===== Provided material =====
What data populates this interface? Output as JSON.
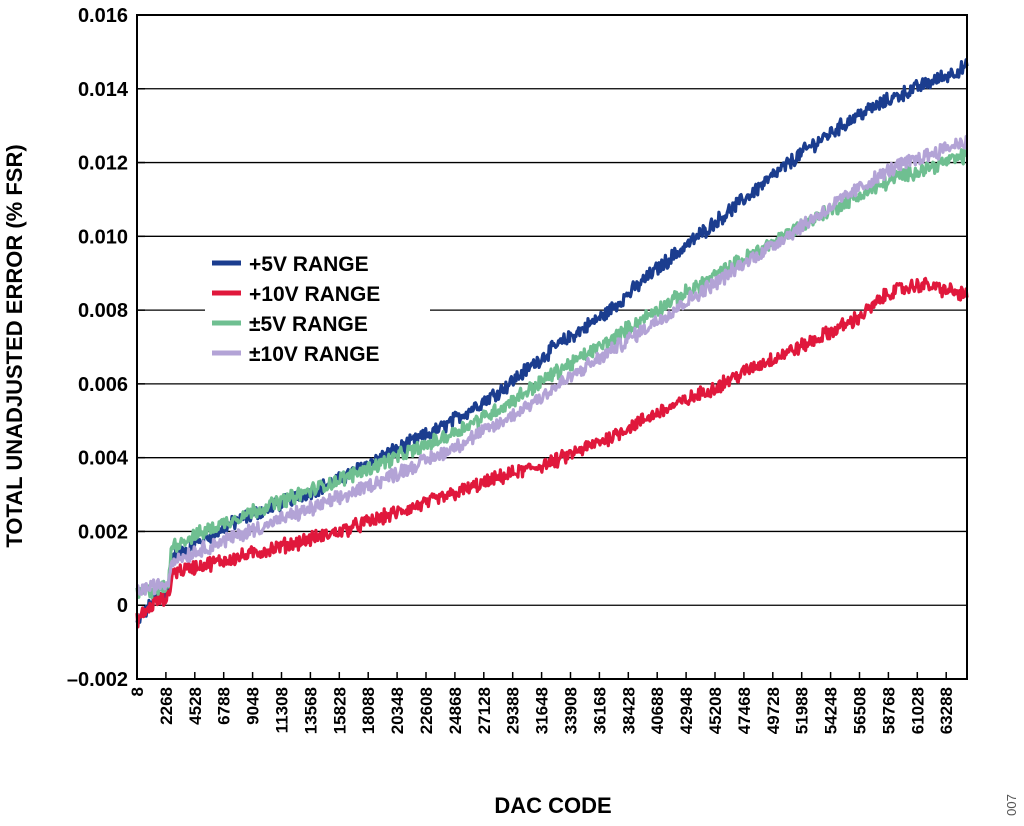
{
  "figure_id": "007",
  "colors": {
    "plus5v": "#1b3d8f",
    "plus10v": "#e0183c",
    "pm5v": "#6fbf91",
    "pm10v": "#b3a3d6",
    "grid": "#000000"
  },
  "chart_data": {
    "type": "line",
    "xlabel": "DAC CODE",
    "ylabel": "TOTAL UNADJUSTED ERROR (% FSR)",
    "ylim": [
      -0.002,
      0.016
    ],
    "xlim": [
      8,
      65535
    ],
    "y_ticks": [
      -0.002,
      0,
      0.002,
      0.004,
      0.006,
      0.008,
      0.01,
      0.012,
      0.014,
      0.016
    ],
    "y_tick_labels": [
      "–0.002",
      "0",
      "0.002",
      "0.004",
      "0.006",
      "0.008",
      "0.010",
      "0.012",
      "0.014",
      "0.016"
    ],
    "x_tick_labels": [
      "8",
      "2268",
      "4528",
      "6788",
      "9048",
      "11308",
      "13568",
      "15828",
      "18088",
      "20348",
      "22608",
      "24868",
      "27128",
      "29388",
      "31648",
      "33908",
      "36168",
      "38428",
      "40688",
      "42948",
      "45208",
      "47468",
      "49728",
      "51988",
      "54248",
      "56508",
      "58768",
      "61028",
      "63288"
    ],
    "grid": "horizontal",
    "legend_position": "upper-left",
    "series": [
      {
        "name": "+5V RANGE",
        "color": "#1b3d8f",
        "x": [
          8,
          1500,
          2500,
          2700,
          8000,
          16000,
          18000,
          24000,
          29000,
          33000,
          37000,
          41000,
          45000,
          49000,
          53000,
          57000,
          60000,
          65535
        ],
        "y": [
          -0.0005,
          0.0002,
          0.0004,
          0.0013,
          0.0023,
          0.0034,
          0.0038,
          0.0048,
          0.0059,
          0.007,
          0.0079,
          0.0091,
          0.0102,
          0.0113,
          0.0124,
          0.0133,
          0.0138,
          0.0146
        ]
      },
      {
        "name": "+10V RANGE",
        "color": "#e0183c",
        "x": [
          8,
          1500,
          2500,
          2800,
          8000,
          16000,
          24000,
          29000,
          33000,
          37000,
          41000,
          45000,
          49000,
          53000,
          57000,
          59500,
          62000,
          65535
        ],
        "y": [
          -0.0004,
          0.0001,
          0.0002,
          0.0009,
          0.0013,
          0.002,
          0.0029,
          0.0035,
          0.0039,
          0.0045,
          0.0052,
          0.0058,
          0.0065,
          0.0071,
          0.0078,
          0.0085,
          0.0087,
          0.0084
        ]
      },
      {
        "name": "±5V RANGE",
        "color": "#6fbf91",
        "x": [
          8,
          2500,
          2700,
          8000,
          16000,
          24000,
          29000,
          33000,
          37000,
          41000,
          45000,
          49000,
          53000,
          57000,
          60000,
          65535
        ],
        "y": [
          0.0003,
          0.0005,
          0.0016,
          0.0024,
          0.0034,
          0.0045,
          0.0054,
          0.0063,
          0.0071,
          0.008,
          0.0088,
          0.0096,
          0.0104,
          0.0111,
          0.0116,
          0.0122
        ]
      },
      {
        "name": "±10V RANGE",
        "color": "#b3a3d6",
        "x": [
          8,
          2500,
          2700,
          8000,
          16000,
          24000,
          29000,
          33000,
          37000,
          41000,
          45000,
          49000,
          53000,
          57000,
          60000,
          65535
        ],
        "y": [
          0.0004,
          0.0006,
          0.0012,
          0.0019,
          0.0029,
          0.0041,
          0.005,
          0.0059,
          0.0068,
          0.0077,
          0.0086,
          0.0095,
          0.0104,
          0.0113,
          0.0119,
          0.0126
        ]
      }
    ]
  }
}
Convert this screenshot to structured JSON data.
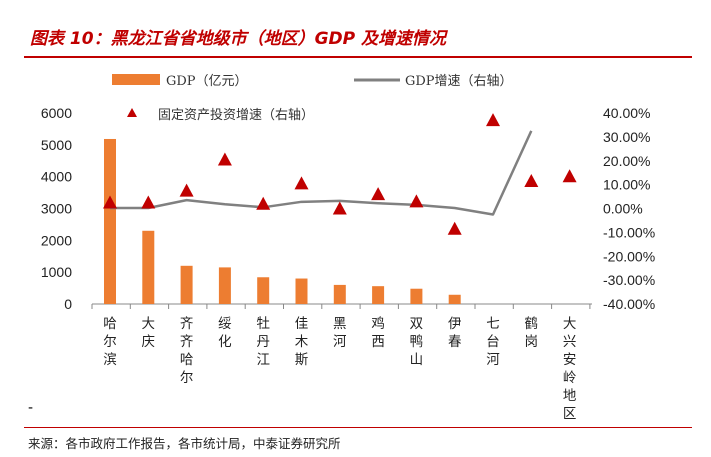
{
  "title": "图表 10：黑龙江省省地级市（地区）GDP 及增速情况",
  "source": "来源：各市政府工作报告，各市统计局，中泰证券研究所",
  "footnote_mark": "-",
  "colors": {
    "accent": "#c00000",
    "bar": "#ed7d31",
    "line": "#808080",
    "marker": "#c00000"
  },
  "chart_data": {
    "type": "bar",
    "title": "黑龙江省省地级市（地区）GDP 及增速情况",
    "categories": [
      "哈尔滨",
      "大庆",
      "齐齐哈尔",
      "绥化",
      "牡丹江",
      "佳木斯",
      "黑河",
      "鸡西",
      "双鸭山",
      "伊春",
      "七台河",
      "鹤岗",
      "大兴安岭地区"
    ],
    "series": [
      {
        "name": "GDP（亿元）",
        "type": "bar",
        "axis": "left",
        "values": [
          5184,
          2300,
          1200,
          1150,
          840,
          800,
          600,
          560,
          480,
          290,
          null,
          null,
          null
        ]
      },
      {
        "name": "GDP增速（右轴）",
        "type": "line",
        "axis": "right",
        "values": [
          0.2,
          0.2,
          3.5,
          1.8,
          0.5,
          2.8,
          3.2,
          2.2,
          1.5,
          0.2,
          -2.5,
          32.5,
          null
        ]
      },
      {
        "name": "固定资产投资增速（右轴）",
        "type": "scatter",
        "axis": "right",
        "values": [
          2.5,
          2.5,
          7.5,
          20.5,
          2.0,
          10.5,
          0.0,
          6.0,
          3.0,
          -8.5,
          37.0,
          11.5,
          13.5
        ]
      }
    ],
    "ylim_left": [
      0,
      6000
    ],
    "yticks_left": [
      "6000",
      "5000",
      "4000",
      "3000",
      "2000",
      "1000",
      "0"
    ],
    "ylim_right": [
      -40,
      40
    ],
    "yticks_right": [
      "40.00%",
      "30.00%",
      "20.00%",
      "10.00%",
      "0.00%",
      "-10.00%",
      "-20.00%",
      "-30.00%",
      "-40.00%"
    ],
    "xlabel": "",
    "ylabel": "",
    "legend": [
      "GDP（亿元）",
      "GDP增速（右轴）",
      "固定资产投资增速（右轴）"
    ]
  }
}
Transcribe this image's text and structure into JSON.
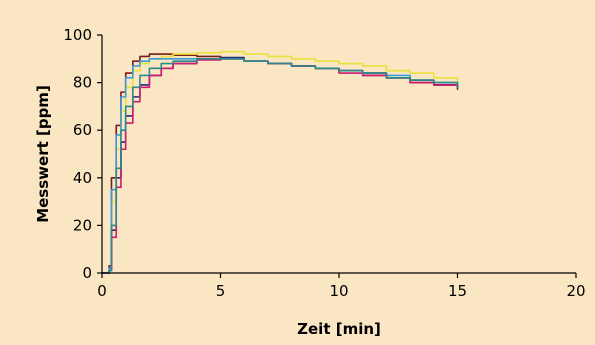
{
  "chart_data": {
    "type": "line",
    "title": "",
    "xlabel": "Zeit  [min]",
    "ylabel": "Messwert  [ppm]",
    "xlim": [
      0,
      20
    ],
    "ylim": [
      0,
      100
    ],
    "xticks": [
      0,
      5,
      10,
      15,
      20
    ],
    "yticks": [
      0,
      20,
      40,
      60,
      80,
      100
    ],
    "grid": false,
    "legend": "none",
    "background": "#fae6c3",
    "series": [
      {
        "color": "#7b1c1c",
        "x": [
          0,
          0.2,
          0.3,
          0.4,
          0.6,
          0.8,
          1.0,
          1.3,
          1.6,
          2.0,
          2.5,
          3.0,
          4.0,
          5.0,
          6.0,
          7.0,
          8.0,
          9.0,
          10.0,
          11.0,
          12.0,
          13.0,
          14.0,
          15.0
        ],
        "y": [
          0,
          0,
          3,
          40,
          62,
          76,
          84,
          89,
          91,
          92,
          92,
          91.5,
          91,
          90,
          89,
          88,
          87,
          86,
          85,
          83,
          82,
          80,
          79,
          77
        ]
      },
      {
        "color": "#e8e23c",
        "x": [
          0,
          0.2,
          0.3,
          0.4,
          0.6,
          0.8,
          1.0,
          1.3,
          1.6,
          2.0,
          2.5,
          3.0,
          4.0,
          5.0,
          6.0,
          7.0,
          8.0,
          9.0,
          10.0,
          11.0,
          12.0,
          13.0,
          14.0,
          15.0
        ],
        "y": [
          0,
          0,
          2,
          30,
          52,
          68,
          78,
          85,
          88,
          90,
          91,
          92,
          92.5,
          93,
          92,
          91,
          90,
          89,
          88,
          87,
          85,
          84,
          82,
          80
        ]
      },
      {
        "color": "#3a9bd8",
        "x": [
          0,
          0.2,
          0.3,
          0.4,
          0.6,
          0.8,
          1.0,
          1.3,
          1.6,
          2.0,
          2.5,
          3.0,
          4.0,
          5.0,
          6.0,
          7.0,
          8.0,
          9.0,
          10.0,
          11.0,
          12.0,
          13.0,
          14.0,
          15.0
        ],
        "y": [
          0,
          0,
          2,
          35,
          58,
          74,
          82,
          87,
          89,
          90,
          90,
          90,
          90,
          90,
          89,
          88,
          87,
          86,
          85,
          84,
          83,
          81,
          80,
          79
        ]
      },
      {
        "color": "#2a2a7a",
        "x": [
          0,
          0.2,
          0.3,
          0.4,
          0.6,
          0.8,
          1.0,
          1.3,
          1.6,
          2.0,
          2.5,
          3.0,
          4.0,
          5.0,
          6.0,
          7.0,
          8.0,
          9.0,
          10.0,
          11.0,
          12.0,
          13.0,
          14.0,
          15.0
        ],
        "y": [
          0,
          0,
          1,
          18,
          40,
          55,
          66,
          74,
          79,
          83,
          86,
          88,
          90,
          90.5,
          89,
          88,
          87,
          86,
          85,
          84,
          82,
          81,
          79,
          78
        ]
      },
      {
        "color": "#d01a72",
        "x": [
          0,
          0.2,
          0.3,
          0.4,
          0.6,
          0.8,
          1.0,
          1.3,
          1.6,
          2.0,
          2.5,
          3.0,
          4.0,
          5.0,
          6.0,
          7.0,
          8.0,
          9.0,
          10.0,
          11.0,
          12.0,
          13.0,
          14.0,
          15.0
        ],
        "y": [
          0,
          0,
          1,
          15,
          36,
          52,
          63,
          72,
          78,
          83,
          86,
          88,
          89.5,
          90,
          89,
          88,
          87,
          86,
          84,
          83,
          82,
          80,
          79,
          78
        ]
      },
      {
        "color": "#2b8a8a",
        "x": [
          0,
          0.2,
          0.3,
          0.4,
          0.6,
          0.8,
          1.0,
          1.3,
          1.6,
          2.0,
          2.5,
          3.0,
          4.0,
          5.0,
          6.0,
          7.0,
          8.0,
          9.0,
          10.0,
          11.0,
          12.0,
          13.0,
          14.0,
          15.0
        ],
        "y": [
          0,
          0,
          1,
          20,
          44,
          60,
          70,
          78,
          83,
          86,
          88,
          89,
          90,
          90,
          89,
          88,
          87,
          86,
          85,
          84,
          82,
          81,
          80,
          78
        ]
      }
    ]
  }
}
=====
Problem details: Look over the listing. Pull out every line with the string "type" in it.

Written answer:
    "type": "line",
    "type": "bar",
        "type": "bar",
        "type": "line",
        "type": "scatter",
    "type": "line",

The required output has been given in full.